# Direction
Will you write out all the entries below exactly?

# Data provided
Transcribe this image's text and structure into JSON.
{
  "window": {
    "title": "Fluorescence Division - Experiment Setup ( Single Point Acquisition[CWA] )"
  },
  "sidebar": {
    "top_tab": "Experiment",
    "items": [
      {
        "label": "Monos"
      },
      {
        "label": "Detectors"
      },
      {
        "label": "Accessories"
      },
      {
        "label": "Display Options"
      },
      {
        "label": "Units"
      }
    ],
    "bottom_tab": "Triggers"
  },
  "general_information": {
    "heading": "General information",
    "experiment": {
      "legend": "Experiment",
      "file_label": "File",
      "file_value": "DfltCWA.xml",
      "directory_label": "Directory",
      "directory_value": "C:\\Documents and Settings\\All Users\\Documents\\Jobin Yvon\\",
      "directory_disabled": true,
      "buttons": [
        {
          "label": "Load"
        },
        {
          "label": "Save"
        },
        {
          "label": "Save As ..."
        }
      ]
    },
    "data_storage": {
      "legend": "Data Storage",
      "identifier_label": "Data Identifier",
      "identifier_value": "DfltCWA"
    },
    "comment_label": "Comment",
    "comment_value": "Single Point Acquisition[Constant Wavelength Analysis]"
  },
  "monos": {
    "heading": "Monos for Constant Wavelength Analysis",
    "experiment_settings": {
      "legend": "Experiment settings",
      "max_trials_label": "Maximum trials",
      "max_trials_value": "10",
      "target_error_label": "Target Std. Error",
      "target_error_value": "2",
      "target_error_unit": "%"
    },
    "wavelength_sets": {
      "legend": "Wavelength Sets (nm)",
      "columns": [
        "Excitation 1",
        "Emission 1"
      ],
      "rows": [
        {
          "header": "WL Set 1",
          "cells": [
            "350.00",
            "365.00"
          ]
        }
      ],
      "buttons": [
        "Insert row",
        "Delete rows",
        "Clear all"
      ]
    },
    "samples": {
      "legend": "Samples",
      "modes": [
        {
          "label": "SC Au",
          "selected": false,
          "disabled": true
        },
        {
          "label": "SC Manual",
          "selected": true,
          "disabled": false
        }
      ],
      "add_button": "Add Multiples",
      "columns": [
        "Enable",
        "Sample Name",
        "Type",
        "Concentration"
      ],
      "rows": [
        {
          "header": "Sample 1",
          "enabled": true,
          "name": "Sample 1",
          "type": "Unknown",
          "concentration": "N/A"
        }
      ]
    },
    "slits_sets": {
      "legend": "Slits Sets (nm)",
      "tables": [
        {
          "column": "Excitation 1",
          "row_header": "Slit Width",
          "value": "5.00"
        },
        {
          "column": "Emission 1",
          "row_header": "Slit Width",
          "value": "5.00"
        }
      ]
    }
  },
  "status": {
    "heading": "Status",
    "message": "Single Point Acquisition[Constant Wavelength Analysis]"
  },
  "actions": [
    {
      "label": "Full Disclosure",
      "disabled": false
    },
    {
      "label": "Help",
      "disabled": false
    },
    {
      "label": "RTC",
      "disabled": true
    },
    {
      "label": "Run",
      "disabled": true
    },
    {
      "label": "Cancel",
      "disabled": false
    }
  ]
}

# Result of the exercise
Transcribe this image's text and structure into JSON.
{
  "window": {
    "title": "Fluorescence Division - Experiment Setup ( Single Point Acquisition[CWA] )"
  },
  "sidebar": {
    "top_tab": "Experiment",
    "items": [
      {
        "label": "Monos"
      },
      {
        "label": "Detectors"
      },
      {
        "label": "Accessories"
      },
      {
        "label": "Display Options"
      },
      {
        "label": "Units"
      }
    ],
    "bottom_tab": "Triggers"
  },
  "general_information": {
    "heading": "General information",
    "experiment": {
      "legend": "Experiment",
      "file_label": "File",
      "file_value": "DfltCWA.xml",
      "directory_label": "Directory",
      "directory_value": "C:\\Documents and Settings\\All Users\\Documents\\Jobin Yvon\\",
      "directory_disabled": true,
      "buttons": [
        {
          "label": "Load"
        },
        {
          "label": "Save"
        },
        {
          "label": "Save As ..."
        }
      ]
    },
    "data_storage": {
      "legend": "Data Storage",
      "identifier_label": "Data Identifier",
      "identifier_value": "DfltCWA"
    },
    "comment_label": "Comment",
    "comment_value": "Single Point Acquisition[Constant Wavelength Analysis]"
  },
  "monos": {
    "heading": "Monos for Constant Wavelength Analysis",
    "experiment_settings": {
      "legend": "Experiment settings",
      "max_trials_label": "Maximum trials",
      "max_trials_value": "10",
      "target_error_label": "Target Std. Error",
      "target_error_value": "2",
      "target_error_unit": "%"
    },
    "wavelength_sets": {
      "legend": "Wavelength Sets (nm)",
      "columns": [
        "Excitation 1",
        "Emission 1"
      ],
      "rows": [
        {
          "header": "WL Set 1",
          "cells": [
            "350.00",
            "365.00"
          ]
        }
      ],
      "buttons": [
        "Insert row",
        "Delete rows",
        "Clear all"
      ]
    },
    "samples": {
      "legend": "Samples",
      "modes": [
        {
          "label": "SC Au",
          "selected": false,
          "disabled": true
        },
        {
          "label": "SC Manual",
          "selected": true,
          "disabled": false
        }
      ],
      "add_button": "Add Multiples",
      "columns": [
        "Enable",
        "Sample Name",
        "Type",
        "Concentration"
      ],
      "rows": [
        {
          "header": "Sample 1",
          "enabled": true,
          "name": "Sample 1",
          "type": "Unknown",
          "concentration": "N/A"
        }
      ]
    },
    "slits_sets": {
      "legend": "Slits Sets (nm)",
      "tables": [
        {
          "column": "Excitation 1",
          "row_header": "Slit Width",
          "value": "5.00"
        },
        {
          "column": "Emission 1",
          "row_header": "Slit Width",
          "value": "5.00"
        }
      ]
    }
  },
  "status": {
    "heading": "Status",
    "message": "Single Point Acquisition[Constant Wavelength Analysis]"
  },
  "actions": [
    {
      "label": "Full Disclosure",
      "disabled": false
    },
    {
      "label": "Help",
      "disabled": false
    },
    {
      "label": "RTC",
      "disabled": true
    },
    {
      "label": "Run",
      "disabled": true
    },
    {
      "label": "Cancel",
      "disabled": false
    }
  ]
}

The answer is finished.